- [What the task requires]: Output all of the data below exactly as given.

- [Given records]:
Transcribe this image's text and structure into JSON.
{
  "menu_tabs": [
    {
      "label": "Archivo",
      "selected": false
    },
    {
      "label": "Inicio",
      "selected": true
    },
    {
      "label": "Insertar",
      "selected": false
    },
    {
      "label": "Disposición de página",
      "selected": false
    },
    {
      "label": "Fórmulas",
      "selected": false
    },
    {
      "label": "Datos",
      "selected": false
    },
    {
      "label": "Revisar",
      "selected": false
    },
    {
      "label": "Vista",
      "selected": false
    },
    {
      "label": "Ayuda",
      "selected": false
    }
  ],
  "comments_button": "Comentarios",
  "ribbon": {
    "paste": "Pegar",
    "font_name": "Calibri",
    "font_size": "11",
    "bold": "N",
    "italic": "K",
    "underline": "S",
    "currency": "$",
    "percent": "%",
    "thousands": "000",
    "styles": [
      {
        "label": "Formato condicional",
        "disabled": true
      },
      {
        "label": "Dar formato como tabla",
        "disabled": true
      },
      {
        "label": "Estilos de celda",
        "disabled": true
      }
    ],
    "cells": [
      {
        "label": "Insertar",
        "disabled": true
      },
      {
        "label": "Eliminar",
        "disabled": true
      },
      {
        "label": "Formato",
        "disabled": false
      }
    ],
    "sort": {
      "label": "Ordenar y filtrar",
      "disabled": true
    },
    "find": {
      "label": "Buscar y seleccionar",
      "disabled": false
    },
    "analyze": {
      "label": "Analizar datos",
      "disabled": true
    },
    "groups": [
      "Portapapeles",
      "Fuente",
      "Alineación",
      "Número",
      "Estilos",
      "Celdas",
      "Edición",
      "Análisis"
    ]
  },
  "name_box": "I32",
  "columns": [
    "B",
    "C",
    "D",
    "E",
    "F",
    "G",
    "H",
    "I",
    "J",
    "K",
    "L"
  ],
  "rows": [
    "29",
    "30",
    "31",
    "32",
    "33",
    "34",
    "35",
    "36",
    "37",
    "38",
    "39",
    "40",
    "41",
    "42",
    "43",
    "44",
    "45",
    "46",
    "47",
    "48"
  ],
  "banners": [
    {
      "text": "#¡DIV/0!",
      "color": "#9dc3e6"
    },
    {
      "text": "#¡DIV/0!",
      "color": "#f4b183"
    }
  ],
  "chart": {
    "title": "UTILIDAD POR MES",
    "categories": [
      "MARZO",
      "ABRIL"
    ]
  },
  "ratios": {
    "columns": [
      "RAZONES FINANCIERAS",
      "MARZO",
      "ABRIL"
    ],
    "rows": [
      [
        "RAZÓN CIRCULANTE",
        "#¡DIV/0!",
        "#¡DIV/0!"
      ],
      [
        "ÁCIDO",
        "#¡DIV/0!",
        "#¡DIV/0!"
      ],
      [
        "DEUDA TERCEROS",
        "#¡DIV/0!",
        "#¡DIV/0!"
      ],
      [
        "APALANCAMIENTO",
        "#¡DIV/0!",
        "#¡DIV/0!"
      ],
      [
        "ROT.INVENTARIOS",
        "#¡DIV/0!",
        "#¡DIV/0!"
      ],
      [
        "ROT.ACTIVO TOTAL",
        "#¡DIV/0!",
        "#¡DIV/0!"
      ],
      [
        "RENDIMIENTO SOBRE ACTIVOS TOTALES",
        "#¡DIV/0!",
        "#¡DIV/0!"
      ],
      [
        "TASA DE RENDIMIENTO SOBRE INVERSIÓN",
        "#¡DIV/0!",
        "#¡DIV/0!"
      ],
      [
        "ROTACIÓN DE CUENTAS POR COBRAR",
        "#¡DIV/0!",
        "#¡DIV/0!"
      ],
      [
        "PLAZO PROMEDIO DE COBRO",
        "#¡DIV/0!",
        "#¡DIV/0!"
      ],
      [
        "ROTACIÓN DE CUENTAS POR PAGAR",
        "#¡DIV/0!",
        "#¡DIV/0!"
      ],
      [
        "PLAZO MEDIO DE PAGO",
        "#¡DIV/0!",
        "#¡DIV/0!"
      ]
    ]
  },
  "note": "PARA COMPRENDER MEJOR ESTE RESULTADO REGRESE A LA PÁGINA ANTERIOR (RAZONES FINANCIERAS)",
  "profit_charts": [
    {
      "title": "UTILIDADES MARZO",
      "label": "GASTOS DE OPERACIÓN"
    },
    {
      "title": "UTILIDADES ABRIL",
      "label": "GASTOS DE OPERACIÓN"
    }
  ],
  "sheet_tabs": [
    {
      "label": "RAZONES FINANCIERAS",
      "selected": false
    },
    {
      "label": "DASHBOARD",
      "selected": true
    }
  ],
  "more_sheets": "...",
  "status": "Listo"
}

- [Written solution]:
Transcribe this image's text and structure into JSON.
{
  "menu_tabs": [
    {
      "label": "Archivo",
      "selected": false
    },
    {
      "label": "Inicio",
      "selected": true
    },
    {
      "label": "Insertar",
      "selected": false
    },
    {
      "label": "Disposición de página",
      "selected": false
    },
    {
      "label": "Fórmulas",
      "selected": false
    },
    {
      "label": "Datos",
      "selected": false
    },
    {
      "label": "Revisar",
      "selected": false
    },
    {
      "label": "Vista",
      "selected": false
    },
    {
      "label": "Ayuda",
      "selected": false
    }
  ],
  "comments_button": "Comentarios",
  "ribbon": {
    "paste": "Pegar",
    "font_name": "Calibri",
    "font_size": "11",
    "bold": "N",
    "italic": "K",
    "underline": "S",
    "currency": "$",
    "percent": "%",
    "thousands": "000",
    "styles": [
      {
        "label": "Formato condicional",
        "disabled": true
      },
      {
        "label": "Dar formato como tabla",
        "disabled": true
      },
      {
        "label": "Estilos de celda",
        "disabled": true
      }
    ],
    "cells": [
      {
        "label": "Insertar",
        "disabled": true
      },
      {
        "label": "Eliminar",
        "disabled": true
      },
      {
        "label": "Formato",
        "disabled": false
      }
    ],
    "sort": {
      "label": "Ordenar y filtrar",
      "disabled": true
    },
    "find": {
      "label": "Buscar y seleccionar",
      "disabled": false
    },
    "analyze": {
      "label": "Analizar datos",
      "disabled": true
    },
    "groups": [
      "Portapapeles",
      "Fuente",
      "Alineación",
      "Número",
      "Estilos",
      "Celdas",
      "Edición",
      "Análisis"
    ]
  },
  "name_box": "I32",
  "columns": [
    "B",
    "C",
    "D",
    "E",
    "F",
    "G",
    "H",
    "I",
    "J",
    "K",
    "L"
  ],
  "rows": [
    "29",
    "30",
    "31",
    "32",
    "33",
    "34",
    "35",
    "36",
    "37",
    "38",
    "39",
    "40",
    "41",
    "42",
    "43",
    "44",
    "45",
    "46",
    "47",
    "48"
  ],
  "banners": [
    {
      "text": "#¡DIV/0!",
      "color": "#9dc3e6"
    },
    {
      "text": "#¡DIV/0!",
      "color": "#f4b183"
    }
  ],
  "chart": {
    "title": "UTILIDAD POR MES",
    "categories": [
      "MARZO",
      "ABRIL"
    ]
  },
  "ratios": {
    "columns": [
      "RAZONES FINANCIERAS",
      "MARZO",
      "ABRIL"
    ],
    "rows": [
      [
        "RAZÓN CIRCULANTE",
        "#¡DIV/0!",
        "#¡DIV/0!"
      ],
      [
        "ÁCIDO",
        "#¡DIV/0!",
        "#¡DIV/0!"
      ],
      [
        "DEUDA TERCEROS",
        "#¡DIV/0!",
        "#¡DIV/0!"
      ],
      [
        "APALANCAMIENTO",
        "#¡DIV/0!",
        "#¡DIV/0!"
      ],
      [
        "ROT.INVENTARIOS",
        "#¡DIV/0!",
        "#¡DIV/0!"
      ],
      [
        "ROT.ACTIVO TOTAL",
        "#¡DIV/0!",
        "#¡DIV/0!"
      ],
      [
        "RENDIMIENTO SOBRE ACTIVOS TOTALES",
        "#¡DIV/0!",
        "#¡DIV/0!"
      ],
      [
        "TASA DE RENDIMIENTO SOBRE INVERSIÓN",
        "#¡DIV/0!",
        "#¡DIV/0!"
      ],
      [
        "ROTACIÓN DE CUENTAS POR COBRAR",
        "#¡DIV/0!",
        "#¡DIV/0!"
      ],
      [
        "PLAZO PROMEDIO DE COBRO",
        "#¡DIV/0!",
        "#¡DIV/0!"
      ],
      [
        "ROTACIÓN DE CUENTAS POR PAGAR",
        "#¡DIV/0!",
        "#¡DIV/0!"
      ],
      [
        "PLAZO MEDIO DE PAGO",
        "#¡DIV/0!",
        "#¡DIV/0!"
      ]
    ]
  },
  "note": "PARA COMPRENDER MEJOR ESTE RESULTADO REGRESE A LA PÁGINA ANTERIOR (RAZONES FINANCIERAS)",
  "profit_charts": [
    {
      "title": "UTILIDADES MARZO",
      "label": "GASTOS DE OPERACIÓN"
    },
    {
      "title": "UTILIDADES ABRIL",
      "label": "GASTOS DE OPERACIÓN"
    }
  ],
  "sheet_tabs": [
    {
      "label": "RAZONES FINANCIERAS",
      "selected": false
    },
    {
      "label": "DASHBOARD",
      "selected": true
    }
  ],
  "more_sheets": "...",
  "status": "Listo"
}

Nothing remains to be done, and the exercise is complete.